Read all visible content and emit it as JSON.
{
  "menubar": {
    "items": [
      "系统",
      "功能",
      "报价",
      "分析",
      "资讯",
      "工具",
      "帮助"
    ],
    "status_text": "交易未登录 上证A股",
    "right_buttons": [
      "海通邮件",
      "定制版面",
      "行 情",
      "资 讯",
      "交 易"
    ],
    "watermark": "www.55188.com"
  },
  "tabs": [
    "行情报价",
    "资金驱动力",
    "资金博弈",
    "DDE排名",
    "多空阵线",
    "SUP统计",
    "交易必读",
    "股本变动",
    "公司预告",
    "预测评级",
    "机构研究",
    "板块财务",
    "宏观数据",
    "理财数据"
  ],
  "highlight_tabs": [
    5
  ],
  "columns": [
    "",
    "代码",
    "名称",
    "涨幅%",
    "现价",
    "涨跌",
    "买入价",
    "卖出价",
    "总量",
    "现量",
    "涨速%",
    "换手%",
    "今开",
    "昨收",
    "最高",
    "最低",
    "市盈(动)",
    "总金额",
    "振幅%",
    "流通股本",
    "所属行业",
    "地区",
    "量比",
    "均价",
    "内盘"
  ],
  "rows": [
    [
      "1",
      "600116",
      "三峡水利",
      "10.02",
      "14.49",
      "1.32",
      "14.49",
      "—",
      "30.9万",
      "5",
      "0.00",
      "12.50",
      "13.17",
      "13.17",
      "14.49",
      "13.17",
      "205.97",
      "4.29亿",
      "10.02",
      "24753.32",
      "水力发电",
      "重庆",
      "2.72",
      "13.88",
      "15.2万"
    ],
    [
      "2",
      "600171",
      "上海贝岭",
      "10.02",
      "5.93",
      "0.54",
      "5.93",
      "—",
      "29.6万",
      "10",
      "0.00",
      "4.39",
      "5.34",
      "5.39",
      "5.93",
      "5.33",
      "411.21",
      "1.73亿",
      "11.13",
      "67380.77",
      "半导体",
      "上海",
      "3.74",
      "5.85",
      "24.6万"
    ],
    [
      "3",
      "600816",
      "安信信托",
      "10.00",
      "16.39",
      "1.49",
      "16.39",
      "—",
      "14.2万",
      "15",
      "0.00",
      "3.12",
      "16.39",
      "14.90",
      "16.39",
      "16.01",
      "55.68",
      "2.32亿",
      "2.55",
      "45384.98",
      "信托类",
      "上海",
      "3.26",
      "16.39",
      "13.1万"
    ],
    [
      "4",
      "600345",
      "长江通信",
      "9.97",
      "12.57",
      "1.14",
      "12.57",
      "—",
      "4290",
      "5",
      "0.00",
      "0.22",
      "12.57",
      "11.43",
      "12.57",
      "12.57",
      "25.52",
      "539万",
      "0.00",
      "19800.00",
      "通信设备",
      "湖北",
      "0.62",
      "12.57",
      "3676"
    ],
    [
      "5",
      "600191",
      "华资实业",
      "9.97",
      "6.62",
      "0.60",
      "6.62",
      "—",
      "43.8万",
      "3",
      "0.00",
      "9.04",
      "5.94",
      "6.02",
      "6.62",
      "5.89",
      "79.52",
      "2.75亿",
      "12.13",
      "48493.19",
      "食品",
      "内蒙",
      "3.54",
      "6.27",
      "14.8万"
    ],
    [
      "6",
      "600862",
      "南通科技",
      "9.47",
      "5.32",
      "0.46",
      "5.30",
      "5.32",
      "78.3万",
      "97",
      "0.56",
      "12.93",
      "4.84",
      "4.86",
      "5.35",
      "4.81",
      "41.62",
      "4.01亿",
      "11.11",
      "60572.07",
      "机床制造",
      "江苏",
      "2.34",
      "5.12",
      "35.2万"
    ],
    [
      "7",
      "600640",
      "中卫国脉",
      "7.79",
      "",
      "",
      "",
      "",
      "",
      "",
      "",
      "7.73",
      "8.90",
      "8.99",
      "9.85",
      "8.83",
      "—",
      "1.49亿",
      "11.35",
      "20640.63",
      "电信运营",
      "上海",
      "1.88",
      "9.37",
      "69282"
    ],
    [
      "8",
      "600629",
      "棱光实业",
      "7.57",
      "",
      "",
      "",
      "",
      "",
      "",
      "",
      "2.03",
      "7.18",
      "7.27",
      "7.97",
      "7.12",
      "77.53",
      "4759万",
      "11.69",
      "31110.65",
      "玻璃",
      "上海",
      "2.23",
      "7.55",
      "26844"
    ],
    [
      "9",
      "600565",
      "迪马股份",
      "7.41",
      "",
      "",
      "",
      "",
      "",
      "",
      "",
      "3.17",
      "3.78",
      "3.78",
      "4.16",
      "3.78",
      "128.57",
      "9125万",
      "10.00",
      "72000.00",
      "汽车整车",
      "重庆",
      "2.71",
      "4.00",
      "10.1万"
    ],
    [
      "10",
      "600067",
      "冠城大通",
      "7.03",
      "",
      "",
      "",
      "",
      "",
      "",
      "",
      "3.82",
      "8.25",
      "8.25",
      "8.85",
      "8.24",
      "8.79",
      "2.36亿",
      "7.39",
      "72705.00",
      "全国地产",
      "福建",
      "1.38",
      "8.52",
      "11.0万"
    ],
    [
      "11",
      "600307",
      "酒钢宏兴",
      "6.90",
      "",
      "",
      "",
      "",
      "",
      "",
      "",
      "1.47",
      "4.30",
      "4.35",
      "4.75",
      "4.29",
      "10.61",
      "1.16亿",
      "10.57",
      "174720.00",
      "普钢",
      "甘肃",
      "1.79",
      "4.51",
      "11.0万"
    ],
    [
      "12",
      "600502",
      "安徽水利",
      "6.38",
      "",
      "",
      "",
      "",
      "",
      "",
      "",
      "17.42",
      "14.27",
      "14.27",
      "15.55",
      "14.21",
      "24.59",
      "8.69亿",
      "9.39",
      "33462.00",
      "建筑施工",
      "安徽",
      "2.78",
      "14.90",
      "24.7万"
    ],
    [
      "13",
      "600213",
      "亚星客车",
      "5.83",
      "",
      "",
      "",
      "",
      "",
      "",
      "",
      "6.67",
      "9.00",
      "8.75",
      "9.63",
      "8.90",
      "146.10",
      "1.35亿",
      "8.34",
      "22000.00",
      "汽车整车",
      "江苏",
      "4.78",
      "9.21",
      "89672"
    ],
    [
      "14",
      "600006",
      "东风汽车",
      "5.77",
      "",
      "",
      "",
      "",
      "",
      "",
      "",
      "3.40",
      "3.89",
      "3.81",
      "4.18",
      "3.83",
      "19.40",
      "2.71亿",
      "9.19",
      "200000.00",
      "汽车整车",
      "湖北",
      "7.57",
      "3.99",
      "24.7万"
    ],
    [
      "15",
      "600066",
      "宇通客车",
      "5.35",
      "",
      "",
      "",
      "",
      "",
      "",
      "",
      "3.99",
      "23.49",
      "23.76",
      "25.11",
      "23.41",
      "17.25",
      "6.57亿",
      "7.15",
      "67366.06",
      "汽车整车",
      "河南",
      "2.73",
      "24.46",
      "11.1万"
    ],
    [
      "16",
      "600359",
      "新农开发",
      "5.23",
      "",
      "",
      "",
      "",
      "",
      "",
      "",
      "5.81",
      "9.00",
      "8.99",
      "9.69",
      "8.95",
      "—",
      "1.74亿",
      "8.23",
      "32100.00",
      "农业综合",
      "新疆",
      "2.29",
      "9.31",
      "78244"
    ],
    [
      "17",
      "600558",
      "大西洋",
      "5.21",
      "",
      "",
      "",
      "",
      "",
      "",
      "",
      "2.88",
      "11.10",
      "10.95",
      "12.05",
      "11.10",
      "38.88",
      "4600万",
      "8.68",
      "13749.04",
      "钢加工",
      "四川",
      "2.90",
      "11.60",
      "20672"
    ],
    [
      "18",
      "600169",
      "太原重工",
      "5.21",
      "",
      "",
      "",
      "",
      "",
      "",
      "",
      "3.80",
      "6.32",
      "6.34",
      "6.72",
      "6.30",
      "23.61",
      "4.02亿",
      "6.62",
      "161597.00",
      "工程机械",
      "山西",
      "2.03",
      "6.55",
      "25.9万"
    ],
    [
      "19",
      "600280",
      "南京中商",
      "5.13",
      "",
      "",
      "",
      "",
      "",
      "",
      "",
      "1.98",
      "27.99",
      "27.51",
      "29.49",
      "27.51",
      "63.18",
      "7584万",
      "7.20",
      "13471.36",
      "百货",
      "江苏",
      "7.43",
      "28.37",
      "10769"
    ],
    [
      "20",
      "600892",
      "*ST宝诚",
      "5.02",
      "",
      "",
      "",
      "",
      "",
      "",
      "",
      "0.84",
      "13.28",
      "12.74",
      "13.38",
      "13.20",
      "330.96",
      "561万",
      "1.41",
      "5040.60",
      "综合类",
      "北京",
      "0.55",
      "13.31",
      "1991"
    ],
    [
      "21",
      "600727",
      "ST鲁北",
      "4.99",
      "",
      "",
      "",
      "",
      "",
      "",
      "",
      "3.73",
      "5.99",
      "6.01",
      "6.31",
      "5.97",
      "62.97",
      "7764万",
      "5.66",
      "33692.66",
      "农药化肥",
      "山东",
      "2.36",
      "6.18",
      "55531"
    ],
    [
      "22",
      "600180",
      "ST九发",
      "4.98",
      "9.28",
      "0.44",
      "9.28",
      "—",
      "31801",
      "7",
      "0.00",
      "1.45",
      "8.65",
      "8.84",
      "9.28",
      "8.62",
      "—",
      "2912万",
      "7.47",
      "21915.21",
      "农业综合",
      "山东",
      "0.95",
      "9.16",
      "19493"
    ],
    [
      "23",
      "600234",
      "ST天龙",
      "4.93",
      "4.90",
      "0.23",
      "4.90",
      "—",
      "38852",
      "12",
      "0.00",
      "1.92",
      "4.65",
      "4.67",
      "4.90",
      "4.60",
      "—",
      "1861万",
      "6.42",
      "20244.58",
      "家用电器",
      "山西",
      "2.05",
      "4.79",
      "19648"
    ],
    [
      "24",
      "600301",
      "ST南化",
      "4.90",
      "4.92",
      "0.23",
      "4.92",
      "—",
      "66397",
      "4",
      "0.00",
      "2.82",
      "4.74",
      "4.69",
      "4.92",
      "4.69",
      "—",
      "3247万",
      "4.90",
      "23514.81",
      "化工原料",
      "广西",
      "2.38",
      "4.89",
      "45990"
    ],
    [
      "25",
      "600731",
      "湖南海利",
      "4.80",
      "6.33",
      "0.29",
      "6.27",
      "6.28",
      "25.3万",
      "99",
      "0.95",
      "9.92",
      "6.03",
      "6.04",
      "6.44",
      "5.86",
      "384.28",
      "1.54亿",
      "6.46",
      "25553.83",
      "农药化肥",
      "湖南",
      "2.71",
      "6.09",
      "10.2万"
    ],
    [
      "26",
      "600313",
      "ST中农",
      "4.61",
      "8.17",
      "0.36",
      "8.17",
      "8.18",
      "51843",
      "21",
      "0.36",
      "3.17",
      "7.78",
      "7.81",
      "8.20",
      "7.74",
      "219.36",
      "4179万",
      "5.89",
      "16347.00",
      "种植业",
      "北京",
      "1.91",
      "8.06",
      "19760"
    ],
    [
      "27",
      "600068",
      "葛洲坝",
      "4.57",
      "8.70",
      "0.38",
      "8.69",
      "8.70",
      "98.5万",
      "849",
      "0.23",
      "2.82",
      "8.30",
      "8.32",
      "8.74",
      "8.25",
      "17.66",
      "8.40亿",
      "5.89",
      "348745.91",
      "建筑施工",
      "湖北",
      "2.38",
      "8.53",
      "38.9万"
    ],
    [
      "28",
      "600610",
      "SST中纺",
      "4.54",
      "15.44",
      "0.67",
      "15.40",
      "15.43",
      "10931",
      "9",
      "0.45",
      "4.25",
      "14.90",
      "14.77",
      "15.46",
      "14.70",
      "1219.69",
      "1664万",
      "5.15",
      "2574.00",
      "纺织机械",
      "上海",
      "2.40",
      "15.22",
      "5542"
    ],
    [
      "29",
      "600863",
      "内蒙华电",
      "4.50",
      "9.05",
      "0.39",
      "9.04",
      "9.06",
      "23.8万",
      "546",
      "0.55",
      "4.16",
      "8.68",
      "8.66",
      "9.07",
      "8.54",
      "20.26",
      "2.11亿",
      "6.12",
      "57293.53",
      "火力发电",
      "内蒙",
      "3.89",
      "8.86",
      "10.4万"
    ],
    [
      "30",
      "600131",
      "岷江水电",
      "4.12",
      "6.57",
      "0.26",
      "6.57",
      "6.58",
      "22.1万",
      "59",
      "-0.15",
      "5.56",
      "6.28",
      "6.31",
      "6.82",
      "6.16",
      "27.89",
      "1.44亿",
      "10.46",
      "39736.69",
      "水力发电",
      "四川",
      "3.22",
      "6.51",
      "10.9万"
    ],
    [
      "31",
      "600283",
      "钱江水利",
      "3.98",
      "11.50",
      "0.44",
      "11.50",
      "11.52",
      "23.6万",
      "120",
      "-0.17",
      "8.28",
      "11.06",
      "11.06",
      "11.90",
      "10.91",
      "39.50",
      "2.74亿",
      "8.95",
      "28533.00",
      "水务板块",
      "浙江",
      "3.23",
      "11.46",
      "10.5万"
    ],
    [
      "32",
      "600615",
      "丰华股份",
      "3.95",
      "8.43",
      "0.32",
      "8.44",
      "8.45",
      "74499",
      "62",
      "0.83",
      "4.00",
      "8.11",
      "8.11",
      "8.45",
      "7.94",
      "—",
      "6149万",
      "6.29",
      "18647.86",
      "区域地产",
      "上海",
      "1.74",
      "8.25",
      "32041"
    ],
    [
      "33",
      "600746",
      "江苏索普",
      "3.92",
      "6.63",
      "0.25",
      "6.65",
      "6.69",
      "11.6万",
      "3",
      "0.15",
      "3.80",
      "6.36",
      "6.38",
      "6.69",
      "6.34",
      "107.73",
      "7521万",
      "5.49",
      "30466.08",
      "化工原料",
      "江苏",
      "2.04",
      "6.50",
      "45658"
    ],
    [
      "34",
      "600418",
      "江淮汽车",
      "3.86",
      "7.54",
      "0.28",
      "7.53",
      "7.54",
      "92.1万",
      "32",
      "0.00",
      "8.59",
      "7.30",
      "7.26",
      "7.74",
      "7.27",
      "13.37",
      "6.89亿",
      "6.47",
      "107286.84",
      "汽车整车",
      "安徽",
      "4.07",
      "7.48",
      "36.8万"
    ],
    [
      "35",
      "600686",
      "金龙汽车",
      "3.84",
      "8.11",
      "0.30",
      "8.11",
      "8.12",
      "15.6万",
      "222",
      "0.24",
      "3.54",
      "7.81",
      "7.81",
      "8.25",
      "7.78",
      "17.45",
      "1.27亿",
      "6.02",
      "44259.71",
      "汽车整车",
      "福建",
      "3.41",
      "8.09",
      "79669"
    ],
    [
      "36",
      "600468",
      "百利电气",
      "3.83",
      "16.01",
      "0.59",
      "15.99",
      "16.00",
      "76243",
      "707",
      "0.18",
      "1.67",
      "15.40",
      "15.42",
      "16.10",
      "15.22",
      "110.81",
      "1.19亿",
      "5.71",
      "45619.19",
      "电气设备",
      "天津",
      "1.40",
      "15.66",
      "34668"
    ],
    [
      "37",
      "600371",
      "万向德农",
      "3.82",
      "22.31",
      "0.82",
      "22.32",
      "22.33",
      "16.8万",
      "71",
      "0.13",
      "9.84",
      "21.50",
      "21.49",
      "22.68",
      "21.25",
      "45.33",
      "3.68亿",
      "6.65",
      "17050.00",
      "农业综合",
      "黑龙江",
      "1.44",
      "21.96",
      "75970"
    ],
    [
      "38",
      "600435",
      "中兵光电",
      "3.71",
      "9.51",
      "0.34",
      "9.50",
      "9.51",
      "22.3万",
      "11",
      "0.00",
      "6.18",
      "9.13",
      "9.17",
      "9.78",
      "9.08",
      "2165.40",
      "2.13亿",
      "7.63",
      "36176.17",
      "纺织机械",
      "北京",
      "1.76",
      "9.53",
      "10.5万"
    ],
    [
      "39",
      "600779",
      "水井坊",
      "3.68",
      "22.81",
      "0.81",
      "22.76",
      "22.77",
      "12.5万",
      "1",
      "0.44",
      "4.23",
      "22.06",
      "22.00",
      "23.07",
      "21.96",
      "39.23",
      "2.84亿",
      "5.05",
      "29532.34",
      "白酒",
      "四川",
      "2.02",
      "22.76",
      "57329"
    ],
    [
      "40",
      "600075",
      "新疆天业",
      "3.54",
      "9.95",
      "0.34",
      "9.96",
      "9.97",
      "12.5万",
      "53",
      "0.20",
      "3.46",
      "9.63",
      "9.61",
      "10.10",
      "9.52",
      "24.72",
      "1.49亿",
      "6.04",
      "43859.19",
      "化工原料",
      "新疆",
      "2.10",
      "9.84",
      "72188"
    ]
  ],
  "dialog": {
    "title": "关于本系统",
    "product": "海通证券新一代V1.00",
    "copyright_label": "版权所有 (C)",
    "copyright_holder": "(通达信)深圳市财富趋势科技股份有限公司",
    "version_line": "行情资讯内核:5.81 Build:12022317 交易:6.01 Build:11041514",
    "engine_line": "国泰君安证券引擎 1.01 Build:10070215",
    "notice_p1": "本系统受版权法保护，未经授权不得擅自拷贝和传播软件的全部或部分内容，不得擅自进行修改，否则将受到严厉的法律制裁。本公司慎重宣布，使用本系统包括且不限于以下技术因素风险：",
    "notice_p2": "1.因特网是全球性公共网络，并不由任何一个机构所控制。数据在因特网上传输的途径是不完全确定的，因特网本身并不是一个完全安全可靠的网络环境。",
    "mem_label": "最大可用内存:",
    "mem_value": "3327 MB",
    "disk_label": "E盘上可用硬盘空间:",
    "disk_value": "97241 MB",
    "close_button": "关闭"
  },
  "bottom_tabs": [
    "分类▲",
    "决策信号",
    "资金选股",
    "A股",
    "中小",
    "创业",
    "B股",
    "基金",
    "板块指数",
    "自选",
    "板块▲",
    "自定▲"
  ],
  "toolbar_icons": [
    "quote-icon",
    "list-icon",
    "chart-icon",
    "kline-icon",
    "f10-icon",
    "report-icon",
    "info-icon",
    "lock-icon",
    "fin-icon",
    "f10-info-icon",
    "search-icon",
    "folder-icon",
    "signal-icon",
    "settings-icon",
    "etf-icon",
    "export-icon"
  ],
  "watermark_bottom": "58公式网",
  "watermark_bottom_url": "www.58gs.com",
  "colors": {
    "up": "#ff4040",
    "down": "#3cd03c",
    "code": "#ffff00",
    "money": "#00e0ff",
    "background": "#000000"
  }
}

**Goal:** Show every line in the records above that contains the word "Build".

**Response to this exercise:**
    "version_line": "行情资讯内核:5.81 Build:12022317 交易:6.01 Build:11041514",
    "engine_line": "国泰君安证券引擎 1.01 Build:10070215",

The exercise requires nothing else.